● DESCRIPTION OF THE TASK
Extract the entries in their exact form.

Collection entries
***
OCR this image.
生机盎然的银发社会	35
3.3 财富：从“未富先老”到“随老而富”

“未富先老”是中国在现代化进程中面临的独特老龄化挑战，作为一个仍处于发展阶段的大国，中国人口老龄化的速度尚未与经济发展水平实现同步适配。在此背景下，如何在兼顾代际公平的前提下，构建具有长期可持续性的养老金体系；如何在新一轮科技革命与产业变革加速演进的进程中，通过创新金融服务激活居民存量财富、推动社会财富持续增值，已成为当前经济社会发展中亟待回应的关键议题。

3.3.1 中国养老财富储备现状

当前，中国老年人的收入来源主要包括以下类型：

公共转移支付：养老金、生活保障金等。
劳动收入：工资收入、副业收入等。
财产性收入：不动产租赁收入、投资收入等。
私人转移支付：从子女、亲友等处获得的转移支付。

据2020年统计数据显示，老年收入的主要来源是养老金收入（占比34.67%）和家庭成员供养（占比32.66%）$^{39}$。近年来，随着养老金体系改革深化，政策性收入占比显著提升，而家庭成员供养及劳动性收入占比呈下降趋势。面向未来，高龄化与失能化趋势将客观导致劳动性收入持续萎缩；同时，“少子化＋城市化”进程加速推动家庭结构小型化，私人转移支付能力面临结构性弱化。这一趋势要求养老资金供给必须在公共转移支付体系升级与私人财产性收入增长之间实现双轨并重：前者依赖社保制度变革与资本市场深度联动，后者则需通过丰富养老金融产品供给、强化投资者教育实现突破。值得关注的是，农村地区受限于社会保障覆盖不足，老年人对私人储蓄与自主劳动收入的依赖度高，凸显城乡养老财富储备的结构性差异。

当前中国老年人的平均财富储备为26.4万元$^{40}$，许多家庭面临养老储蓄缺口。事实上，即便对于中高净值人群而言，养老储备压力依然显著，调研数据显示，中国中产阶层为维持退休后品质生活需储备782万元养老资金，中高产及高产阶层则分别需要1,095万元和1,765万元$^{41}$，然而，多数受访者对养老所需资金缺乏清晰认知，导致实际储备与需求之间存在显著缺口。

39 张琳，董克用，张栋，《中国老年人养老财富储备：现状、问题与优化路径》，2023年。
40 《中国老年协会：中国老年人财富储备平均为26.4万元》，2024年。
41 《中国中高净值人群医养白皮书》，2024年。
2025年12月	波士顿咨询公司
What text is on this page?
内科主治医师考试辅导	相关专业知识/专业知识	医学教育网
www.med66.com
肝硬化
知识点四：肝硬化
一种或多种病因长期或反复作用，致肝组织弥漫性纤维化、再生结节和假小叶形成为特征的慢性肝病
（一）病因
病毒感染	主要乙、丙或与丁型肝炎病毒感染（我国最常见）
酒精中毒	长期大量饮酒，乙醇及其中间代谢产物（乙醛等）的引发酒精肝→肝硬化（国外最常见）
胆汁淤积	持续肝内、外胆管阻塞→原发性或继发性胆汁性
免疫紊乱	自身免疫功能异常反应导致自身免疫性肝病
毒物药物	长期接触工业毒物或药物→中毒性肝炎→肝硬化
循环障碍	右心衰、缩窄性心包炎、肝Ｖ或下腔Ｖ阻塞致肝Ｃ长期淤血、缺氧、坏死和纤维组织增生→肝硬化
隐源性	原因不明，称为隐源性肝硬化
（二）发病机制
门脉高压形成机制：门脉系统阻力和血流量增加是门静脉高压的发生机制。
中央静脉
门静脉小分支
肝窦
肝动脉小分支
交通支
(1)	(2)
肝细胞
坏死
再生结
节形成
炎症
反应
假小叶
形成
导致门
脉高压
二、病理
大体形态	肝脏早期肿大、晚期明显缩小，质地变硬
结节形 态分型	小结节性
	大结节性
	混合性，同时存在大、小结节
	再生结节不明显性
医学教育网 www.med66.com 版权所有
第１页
***
● EXERCISE RESPONSE
OCR this image.
生机盎然的银发社会	35
3.3 财富：从“未富先老”到“随老而富”

“未富先老”是中国在现代化进程中面临的独特老龄化挑战，作为一个仍处于发展阶段的大国，中国人口老龄化的速度尚未与经济发展水平实现同步适配。在此背景下，如何在兼顾代际公平的前提下，构建具有长期可持续性的养老金体系；如何在新一轮科技革命与产业变革加速演进的进程中，通过创新金融服务激活居民存量财富、推动社会财富持续增值，已成为当前经济社会发展中亟待回应的关键议题。

3.3.1 中国养老财富储备现状

当前，中国老年人的收入来源主要包括以下类型：

公共转移支付：养老金、生活保障金等。
劳动收入：工资收入、副业收入等。
财产性收入：不动产租赁收入、投资收入等。
私人转移支付：从子女、亲友等处获得的转移支付。

据2020年统计数据显示，老年收入的主要来源是养老金收入（占比34.67%）和家庭成员供养（占比32.66%）$^{39}$。近年来，随着养老金体系改革深化，政策性收入占比显著提升，而家庭成员供养及劳动性收入占比呈下降趋势。面向未来，高龄化与失能化趋势将客观导致劳动性收入持续萎缩；同时，“少子化＋城市化”进程加速推动家庭结构小型化，私人转移支付能力面临结构性弱化。这一趋势要求养老资金供给必须在公共转移支付体系升级与私人财产性收入增长之间实现双轨并重：前者依赖社保制度变革与资本市场深度联动，后者则需通过丰富养老金融产品供给、强化投资者教育实现突破。值得关注的是，农村地区受限于社会保障覆盖不足，老年人对私人储蓄与自主劳动收入的依赖度高，凸显城乡养老财富储备的结构性差异。

当前中国老年人的平均财富储备为26.4万元$^{40}$，许多家庭面临养老储蓄缺口。事实上，即便对于中高净值人群而言，养老储备压力依然显著，调研数据显示，中国中产阶层为维持退休后品质生活需储备782万元养老资金，中高产及高产阶层则分别需要1,095万元和1,765万元$^{41}$，然而，多数受访者对养老所需资金缺乏清晰认知，导致实际储备与需求之间存在显著缺口。

39 张琳，董克用，张栋，《中国老年人养老财富储备：现状、问题与优化路径》，2023年。
40 《中国老年协会：中国老年人财富储备平均为26.4万元》，2024年。
41 《中国中高净值人群医养白皮书》，2024年。
2025年12月	波士顿咨询公司
What text is on this page?
内科主治医师考试辅导	相关专业知识/专业知识	医学教育网
www.med66.com
肝硬化
知识点四：肝硬化
一种或多种病因长期或反复作用，致肝组织弥漫性纤维化、再生结节和假小叶形成为特征的慢性肝病
（一）病因
病毒感染	主要乙、丙或与丁型肝炎病毒感染（我国最常见）
酒精中毒	长期大量饮酒，乙醇及其中间代谢产物（乙醛等）的引发酒精肝→肝硬化（国外最常见）
胆汁淤积	持续肝内、外胆管阻塞→原发性或继发性胆汁性
免疫紊乱	自身免疫功能异常反应导致自身免疫性肝病
毒物药物	长期接触工业毒物或药物→中毒性肝炎→肝硬化
循环障碍	右心衰、缩窄性心包炎、肝Ｖ或下腔Ｖ阻塞致肝Ｃ长期淤血、缺氧、坏死和纤维组织增生→肝硬化
隐源性	原因不明，称为隐源性肝硬化
（二）发病机制
门脉高压形成机制：门脉系统阻力和血流量增加是门静脉高压的发生机制。
中央静脉
门静脉小分支
肝窦
肝动脉小分支
交通支
(1)	(2)
肝细胞
坏死
再生结
节形成
炎症
反应
假小叶
形成
导致门
脉高压
二、病理
大体形态	肝脏早期肿大、晚期明显缩小，质地变硬
结节形 态分型	小结节性
	大结节性
	混合性，同时存在大、小结节
	再生结节不明显性
医学教育网 www.med66.com 版权所有
第１页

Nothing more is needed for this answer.